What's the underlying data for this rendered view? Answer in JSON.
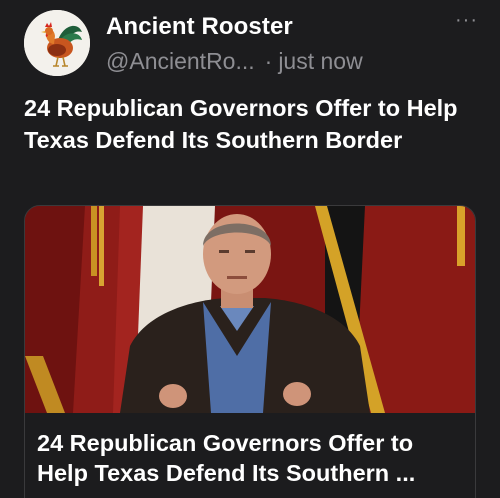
{
  "account": {
    "display_name": "Ancient Rooster",
    "handle": "@AncientRo...",
    "separator": "·",
    "timestamp": "just now",
    "avatar_icon": "rooster-icon"
  },
  "more_label": "···",
  "tweet": {
    "text": "24 Republican Governors Offer to Help Texas Defend Its Southern Border"
  },
  "card": {
    "title": "24 Republican Governors Offer to Help Texas Defend Its Southern ..."
  },
  "colors": {
    "background": "#1c1c1e",
    "primary_text": "#ffffff",
    "secondary_text": "#8e8e93",
    "card_border": "#3a3a3c"
  }
}
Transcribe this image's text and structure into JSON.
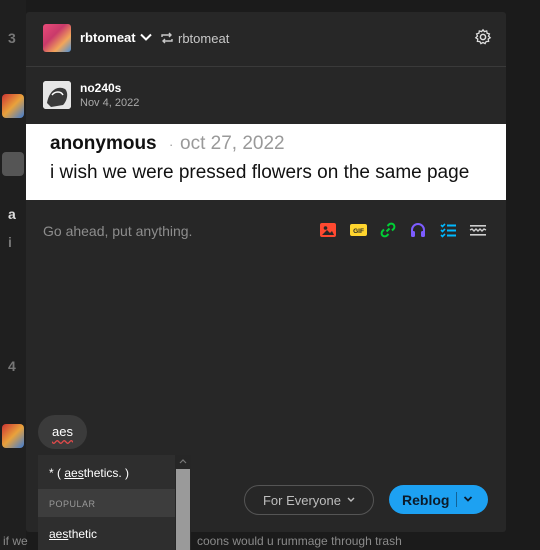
{
  "background": {
    "marks": [
      "3",
      "a",
      "i",
      "4"
    ],
    "bottom_text_left": "if we",
    "bottom_text_right": "coons would u rummage through trash"
  },
  "header": {
    "blog_name": "rbtomeat",
    "reblog_source": "rbtomeat",
    "icons": [
      "chevron-down-icon",
      "reblog-icon",
      "gear-icon"
    ]
  },
  "post": {
    "author": "no240s",
    "date": "Nov 4, 2022"
  },
  "ask": {
    "asker": "anonymous",
    "separator": "·",
    "asked_date": "oct 27, 2022",
    "question": "i wish we were pressed flowers on the same page"
  },
  "editor": {
    "placeholder": "Go ahead, put anything.",
    "tools": [
      "image-icon",
      "gif-icon",
      "link-icon",
      "audio-icon",
      "checklist-icon",
      "readmore-icon"
    ],
    "tool_colors": {
      "image": "#ff4930",
      "gif": "#ffd52e",
      "link": "#00cf35",
      "audio": "#7c5cff",
      "checklist": "#00b8ff",
      "readmore": "#cfcfcf"
    }
  },
  "tags": {
    "current_input": "aes"
  },
  "dropdown": {
    "first_item": "* ( aesthetics. )",
    "first_item_pre": "* ( ",
    "first_item_match": "aes",
    "first_item_rest": "thetics. )",
    "section_label": "POPULAR",
    "second_item_match": "aes",
    "second_item_rest": "thetic"
  },
  "footer": {
    "audience_label": "For Everyone",
    "submit_label": "Reblog",
    "accent": "#1da1f2"
  }
}
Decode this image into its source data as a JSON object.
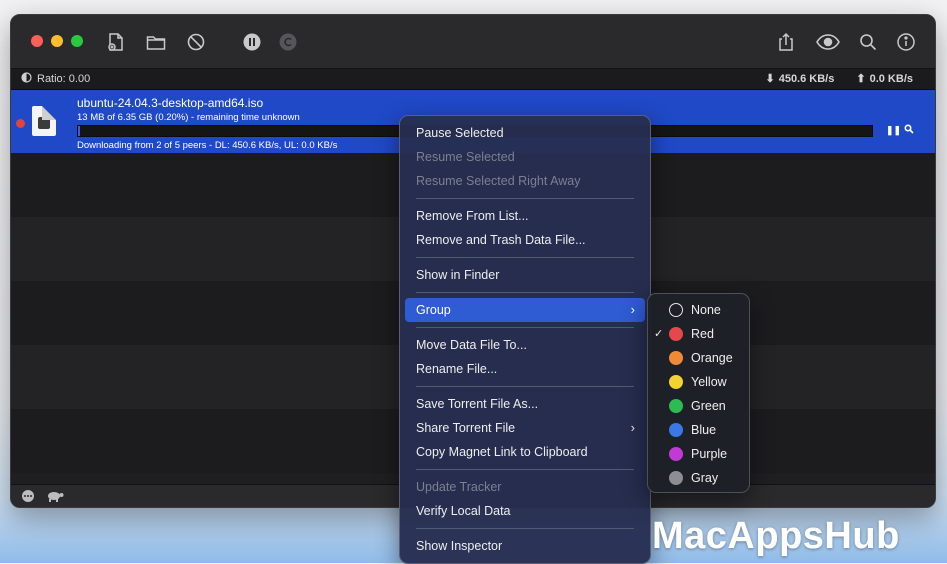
{
  "status": {
    "ratio": "Ratio: 0.00",
    "download_rate": "450.6 KB/s",
    "upload_rate": "0.0 KB/s"
  },
  "torrent": {
    "name": "ubuntu-24.04.3-desktop-amd64.iso",
    "progress_text": "13 MB of 6.35 GB (0.20%) - remaining time unknown",
    "peers_text": "Downloading from 2 of 5 peers - DL: 450.6 KB/s, UL: 0.0 KB/s",
    "progress_percent": 0.2
  },
  "context_menu": {
    "items": [
      {
        "label": "Pause Selected",
        "enabled": true
      },
      {
        "label": "Resume Selected",
        "enabled": false
      },
      {
        "label": "Resume Selected Right Away",
        "enabled": false
      },
      {
        "label": "Remove From List...",
        "enabled": true
      },
      {
        "label": "Remove and Trash Data File...",
        "enabled": true
      },
      {
        "label": "Show in Finder",
        "enabled": true
      },
      {
        "label": "Group",
        "enabled": true,
        "highlighted": true,
        "submenu": true
      },
      {
        "label": "Move Data File To...",
        "enabled": true
      },
      {
        "label": "Rename File...",
        "enabled": true
      },
      {
        "label": "Save Torrent File As...",
        "enabled": true
      },
      {
        "label": "Share Torrent File",
        "enabled": true,
        "submenu": true
      },
      {
        "label": "Copy Magnet Link to Clipboard",
        "enabled": true
      },
      {
        "label": "Update Tracker",
        "enabled": false
      },
      {
        "label": "Verify Local Data",
        "enabled": true
      },
      {
        "label": "Show Inspector",
        "enabled": true
      }
    ]
  },
  "group_submenu": {
    "items": [
      {
        "label": "None",
        "color": "none",
        "checked": false
      },
      {
        "label": "Red",
        "color": "#e5474b",
        "checked": true
      },
      {
        "label": "Orange",
        "color": "#f08a37",
        "checked": false
      },
      {
        "label": "Yellow",
        "color": "#f2d331",
        "checked": false
      },
      {
        "label": "Green",
        "color": "#2dbb52",
        "checked": false
      },
      {
        "label": "Blue",
        "color": "#3a78e8",
        "checked": false
      },
      {
        "label": "Purple",
        "color": "#c23ad6",
        "checked": false
      },
      {
        "label": "Gray",
        "color": "#8d8d92",
        "checked": false
      }
    ]
  },
  "watermark": "MacAppsHub"
}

####################

**Exercise task:**
Check all the records above and select each line where the string "Resume" is found.

**Answer for this exercise:**
        "label": "Resume Selected",
        "label": "Resume Selected Right Away",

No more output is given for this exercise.